- GIVEN DATA:
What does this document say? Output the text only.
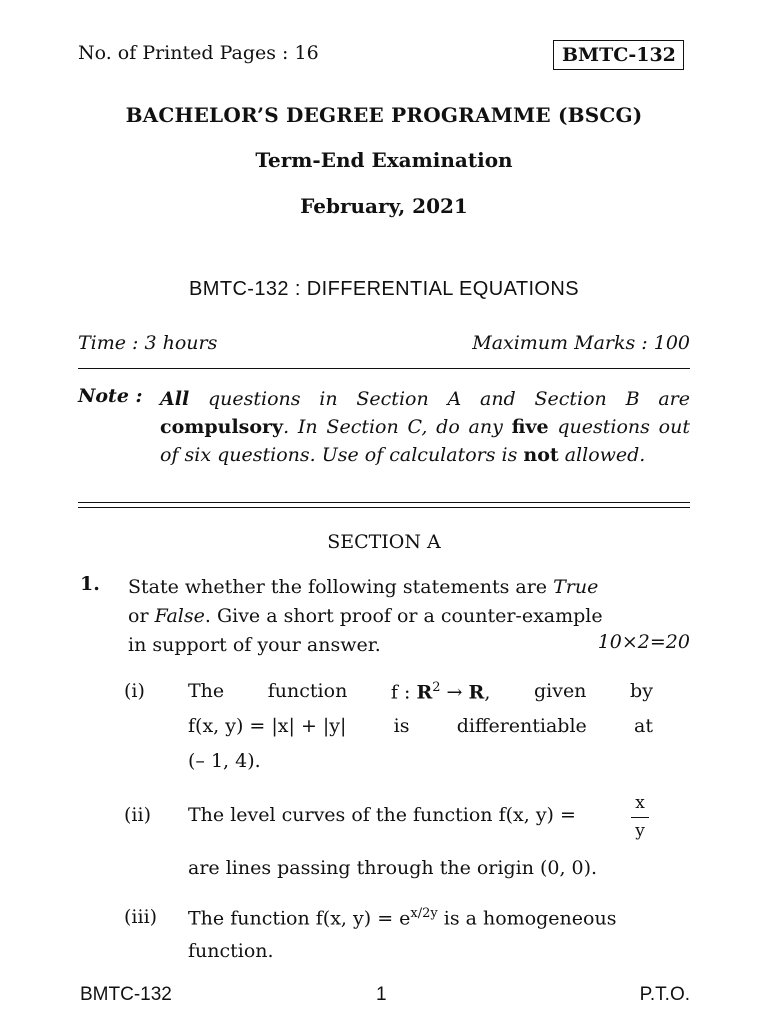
No. of Printed Pages : 16	BMTC-132
BACHELOR’S DEGREE PROGRAMME (BSCG)
Term-End Examination
February, 2021
BMTC-132 : DIFFERENTIAL EQUATIONS
Time : 3 hours	Maximum Marks : 100
Note : All questions in Section A and Section B are compulsory. In Section C, do any five questions out of six questions. Use of calculators is not allowed.
SECTION A
1. State whether the following statements are True
or False. Give a short proof or a counter-example
in support of your answer.	10×2=20
(i) The function f : $R^2 \to R$, given by
f(x, y) = |x| + |y| is differentiable at
(– 1, 4).
(ii) The level curves of the function f(x, y) =
x
y
are lines passing through the origin (0, 0).
(iii) The function f(x, $y) = e^{x/2y}$ is a homogeneous
function.
BMTC-132	1	P.T.O.
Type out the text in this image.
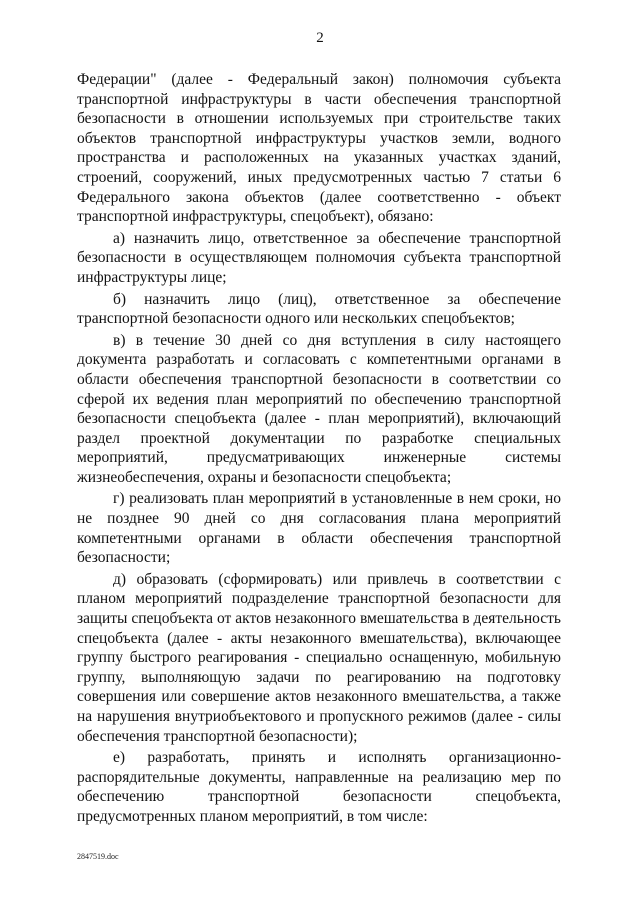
2

Федерации" (далее - Федеральный закон) полномочия субъекта транспортной инфраструктуры в части обеспечения транспортной безопасности в отношении используемых при строительстве таких объектов транспортной инфраструктуры участков земли, водного пространства и расположенных на указанных участках зданий, строений, сооружений, иных предусмотренных частью 7 статьи 6 Федерального закона объектов (далее соответственно - объект транспортной инфраструктуры, спецобъект), обязано:

а) назначить лицо, ответственное за обеспечение транспортной безопасности в осуществляющем полномочия субъекта транспортной инфраструктуры лице;

б) назначить лицо (лиц), ответственное за обеспечение транспортной безопасности одного или нескольких спецобъектов;

в) в течение 30 дней со дня вступления в силу настоящего документа разработать и согласовать с компетентными органами в области обеспечения транспортной безопасности в соответствии со сферой их ведения план мероприятий по обеспечению транспортной безопасности спецобъекта (далее - план мероприятий), включающий раздел проектной документации по разработке специальных мероприятий, предусматривающих инженерные системы жизнеобеспечения, охраны и безопасности спецобъекта;

г) реализовать план мероприятий в установленные в нем сроки, но не позднее 90 дней со дня согласования плана мероприятий компетентными органами в области обеспечения транспортной безопасности;

д) образовать (сформировать) или привлечь в соответствии с планом мероприятий подразделение транспортной безопасности для защиты спецобъекта от актов незаконного вмешательства в деятельность спецобъекта (далее - акты незаконного вмешательства), включающее группу быстрого реагирования - специально оснащенную, мобильную группу, выполняющую задачи по реагированию на подготовку совершения или совершение актов незаконного вмешательства, а также на нарушения внутриобъектового и пропускного режимов (далее - силы обеспечения транспортной безопасности);

е) разработать, принять и исполнять организационно-распорядительные документы, направленные на реализацию мер по обеспечению транспортной безопасности спецобъекта, предусмотренных планом мероприятий, в том числе:

2847519.doc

- SET PROBLEM:
Write out again every line above exactly as given; the pictures do not belong in the copy.

- COMPLETE ANSWER:
What does this document say? Output the text only.
No. of Printed Pages : 16	BMTC-132
BACHELOR’S DEGREE PROGRAMME (BSCG)
Term-End Examination
February, 2021
BMTC-132 : DIFFERENTIAL EQUATIONS
Time : 3 hours	Maximum Marks : 100
Note : All questions in Section A and Section B are compulsory. In Section C, do any five questions out of six questions. Use of calculators is not allowed.
SECTION A
1. State whether the following statements are True
or False. Give a short proof or a counter-example
in support of your answer.	10×2=20
(i) The function f : $R^2 \to R$, given by
f(x, y) = |x| + |y| is differentiable at
(– 1, 4).
(ii) The level curves of the function f(x, y) =
x
y
are lines passing through the origin (0, 0).
(iii) The function f(x, $y) = e^{x/2y}$ is a homogeneous
function.
BMTC-132	1	P.T.O.
Type out the text in this image.
2

Федерации" (далее - Федеральный закон) полномочия субъекта транспортной инфраструктуры в части обеспечения транспортной безопасности в отношении используемых при строительстве таких объектов транспортной инфраструктуры участков земли, водного пространства и расположенных на указанных участках зданий, строений, сооружений, иных предусмотренных частью 7 статьи 6 Федерального закона объектов (далее соответственно - объект транспортной инфраструктуры, спецобъект), обязано:

а) назначить лицо, ответственное за обеспечение транспортной безопасности в осуществляющем полномочия субъекта транспортной инфраструктуры лице;

б) назначить лицо (лиц), ответственное за обеспечение транспортной безопасности одного или нескольких спецобъектов;

в) в течение 30 дней со дня вступления в силу настоящего документа разработать и согласовать с компетентными органами в области обеспечения транспортной безопасности в соответствии со сферой их ведения план мероприятий по обеспечению транспортной безопасности спецобъекта (далее - план мероприятий), включающий раздел проектной документации по разработке специальных мероприятий, предусматривающих инженерные системы жизнеобеспечения, охраны и безопасности спецобъекта;

г) реализовать план мероприятий в установленные в нем сроки, но не позднее 90 дней со дня согласования плана мероприятий компетентными органами в области обеспечения транспортной безопасности;

д) образовать (сформировать) или привлечь в соответствии с планом мероприятий подразделение транспортной безопасности для защиты спецобъекта от актов незаконного вмешательства в деятельность спецобъекта (далее - акты незаконного вмешательства), включающее группу быстрого реагирования - специально оснащенную, мобильную группу, выполняющую задачи по реагированию на подготовку совершения или совершение актов незаконного вмешательства, а также на нарушения внутриобъектового и пропускного режимов (далее - силы обеспечения транспортной безопасности);

е) разработать, принять и исполнять организационно-распорядительные документы, направленные на реализацию мер по обеспечению транспортной безопасности спецобъекта, предусмотренных планом мероприятий, в том числе:

2847519.doc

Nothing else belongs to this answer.